* START RECORDED DATA *

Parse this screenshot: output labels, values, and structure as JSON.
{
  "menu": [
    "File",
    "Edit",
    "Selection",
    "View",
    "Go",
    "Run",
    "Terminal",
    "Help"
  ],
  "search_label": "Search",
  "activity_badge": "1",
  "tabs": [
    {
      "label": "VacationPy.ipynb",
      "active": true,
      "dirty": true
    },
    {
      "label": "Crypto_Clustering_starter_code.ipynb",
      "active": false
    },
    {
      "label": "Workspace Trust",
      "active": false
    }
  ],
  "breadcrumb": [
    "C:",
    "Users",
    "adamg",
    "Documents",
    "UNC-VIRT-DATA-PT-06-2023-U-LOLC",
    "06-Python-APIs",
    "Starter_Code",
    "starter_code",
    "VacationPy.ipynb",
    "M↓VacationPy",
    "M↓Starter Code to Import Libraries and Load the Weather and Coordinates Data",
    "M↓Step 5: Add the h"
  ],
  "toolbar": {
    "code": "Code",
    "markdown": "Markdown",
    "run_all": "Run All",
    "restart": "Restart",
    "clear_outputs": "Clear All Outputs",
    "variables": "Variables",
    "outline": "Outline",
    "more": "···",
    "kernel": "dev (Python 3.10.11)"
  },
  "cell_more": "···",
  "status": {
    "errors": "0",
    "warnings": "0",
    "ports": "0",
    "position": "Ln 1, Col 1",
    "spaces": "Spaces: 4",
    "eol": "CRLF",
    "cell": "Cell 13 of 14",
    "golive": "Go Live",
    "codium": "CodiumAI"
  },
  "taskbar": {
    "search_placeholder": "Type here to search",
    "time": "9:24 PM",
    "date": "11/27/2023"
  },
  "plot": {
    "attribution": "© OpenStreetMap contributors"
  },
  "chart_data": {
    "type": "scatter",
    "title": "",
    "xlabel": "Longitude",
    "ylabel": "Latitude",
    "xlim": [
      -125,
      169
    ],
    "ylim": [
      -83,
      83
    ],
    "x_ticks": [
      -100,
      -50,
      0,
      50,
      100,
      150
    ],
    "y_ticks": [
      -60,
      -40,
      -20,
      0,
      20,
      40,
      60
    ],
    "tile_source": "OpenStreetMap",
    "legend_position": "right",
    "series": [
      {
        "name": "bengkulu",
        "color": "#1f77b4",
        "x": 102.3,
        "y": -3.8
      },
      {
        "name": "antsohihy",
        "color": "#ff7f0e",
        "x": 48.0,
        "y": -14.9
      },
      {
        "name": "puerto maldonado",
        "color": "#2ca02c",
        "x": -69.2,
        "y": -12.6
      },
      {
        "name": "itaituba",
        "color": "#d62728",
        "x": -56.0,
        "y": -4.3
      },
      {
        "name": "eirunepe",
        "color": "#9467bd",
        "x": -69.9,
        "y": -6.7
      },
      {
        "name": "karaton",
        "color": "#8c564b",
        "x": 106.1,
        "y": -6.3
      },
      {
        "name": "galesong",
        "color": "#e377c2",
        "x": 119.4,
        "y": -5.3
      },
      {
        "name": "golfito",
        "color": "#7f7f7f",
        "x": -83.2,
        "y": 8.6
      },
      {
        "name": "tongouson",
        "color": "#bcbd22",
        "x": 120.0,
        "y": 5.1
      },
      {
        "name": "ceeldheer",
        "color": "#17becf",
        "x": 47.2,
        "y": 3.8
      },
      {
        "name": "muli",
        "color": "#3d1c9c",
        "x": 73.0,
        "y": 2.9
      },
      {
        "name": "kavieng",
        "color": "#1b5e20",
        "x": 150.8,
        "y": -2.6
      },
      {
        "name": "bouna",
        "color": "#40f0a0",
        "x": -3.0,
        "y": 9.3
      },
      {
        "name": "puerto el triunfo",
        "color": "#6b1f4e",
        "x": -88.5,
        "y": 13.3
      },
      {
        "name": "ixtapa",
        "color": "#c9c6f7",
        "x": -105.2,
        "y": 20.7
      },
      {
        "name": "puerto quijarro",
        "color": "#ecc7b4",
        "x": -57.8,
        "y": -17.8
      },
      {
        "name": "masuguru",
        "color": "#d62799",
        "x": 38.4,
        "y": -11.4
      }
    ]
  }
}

* END RECORDED DATA *

| GOAL |
Each entry above is to be printed again exactly.

| RESPONSE |
Parse this screenshot: output labels, values, and structure as JSON.
{
  "menu": [
    "File",
    "Edit",
    "Selection",
    "View",
    "Go",
    "Run",
    "Terminal",
    "Help"
  ],
  "search_label": "Search",
  "activity_badge": "1",
  "tabs": [
    {
      "label": "VacationPy.ipynb",
      "active": true,
      "dirty": true
    },
    {
      "label": "Crypto_Clustering_starter_code.ipynb",
      "active": false
    },
    {
      "label": "Workspace Trust",
      "active": false
    }
  ],
  "breadcrumb": [
    "C:",
    "Users",
    "adamg",
    "Documents",
    "UNC-VIRT-DATA-PT-06-2023-U-LOLC",
    "06-Python-APIs",
    "Starter_Code",
    "starter_code",
    "VacationPy.ipynb",
    "M↓VacationPy",
    "M↓Starter Code to Import Libraries and Load the Weather and Coordinates Data",
    "M↓Step 5: Add the h"
  ],
  "toolbar": {
    "code": "Code",
    "markdown": "Markdown",
    "run_all": "Run All",
    "restart": "Restart",
    "clear_outputs": "Clear All Outputs",
    "variables": "Variables",
    "outline": "Outline",
    "more": "···",
    "kernel": "dev (Python 3.10.11)"
  },
  "cell_more": "···",
  "status": {
    "errors": "0",
    "warnings": "0",
    "ports": "0",
    "position": "Ln 1, Col 1",
    "spaces": "Spaces: 4",
    "eol": "CRLF",
    "cell": "Cell 13 of 14",
    "golive": "Go Live",
    "codium": "CodiumAI"
  },
  "taskbar": {
    "search_placeholder": "Type here to search",
    "time": "9:24 PM",
    "date": "11/27/2023"
  },
  "plot": {
    "attribution": "© OpenStreetMap contributors"
  },
  "chart_data": {
    "type": "scatter",
    "title": "",
    "xlabel": "Longitude",
    "ylabel": "Latitude",
    "xlim": [
      -125,
      169
    ],
    "ylim": [
      -83,
      83
    ],
    "x_ticks": [
      -100,
      -50,
      0,
      50,
      100,
      150
    ],
    "y_ticks": [
      -60,
      -40,
      -20,
      0,
      20,
      40,
      60
    ],
    "tile_source": "OpenStreetMap",
    "legend_position": "right",
    "series": [
      {
        "name": "bengkulu",
        "color": "#1f77b4",
        "x": 102.3,
        "y": -3.8
      },
      {
        "name": "antsohihy",
        "color": "#ff7f0e",
        "x": 48.0,
        "y": -14.9
      },
      {
        "name": "puerto maldonado",
        "color": "#2ca02c",
        "x": -69.2,
        "y": -12.6
      },
      {
        "name": "itaituba",
        "color": "#d62728",
        "x": -56.0,
        "y": -4.3
      },
      {
        "name": "eirunepe",
        "color": "#9467bd",
        "x": -69.9,
        "y": -6.7
      },
      {
        "name": "karaton",
        "color": "#8c564b",
        "x": 106.1,
        "y": -6.3
      },
      {
        "name": "galesong",
        "color": "#e377c2",
        "x": 119.4,
        "y": -5.3
      },
      {
        "name": "golfito",
        "color": "#7f7f7f",
        "x": -83.2,
        "y": 8.6
      },
      {
        "name": "tongouson",
        "color": "#bcbd22",
        "x": 120.0,
        "y": 5.1
      },
      {
        "name": "ceeldheer",
        "color": "#17becf",
        "x": 47.2,
        "y": 3.8
      },
      {
        "name": "muli",
        "color": "#3d1c9c",
        "x": 73.0,
        "y": 2.9
      },
      {
        "name": "kavieng",
        "color": "#1b5e20",
        "x": 150.8,
        "y": -2.6
      },
      {
        "name": "bouna",
        "color": "#40f0a0",
        "x": -3.0,
        "y": 9.3
      },
      {
        "name": "puerto el triunfo",
        "color": "#6b1f4e",
        "x": -88.5,
        "y": 13.3
      },
      {
        "name": "ixtapa",
        "color": "#c9c6f7",
        "x": -105.2,
        "y": 20.7
      },
      {
        "name": "puerto quijarro",
        "color": "#ecc7b4",
        "x": -57.8,
        "y": -17.8
      },
      {
        "name": "masuguru",
        "color": "#d62799",
        "x": 38.4,
        "y": -11.4
      }
    ]
  }
}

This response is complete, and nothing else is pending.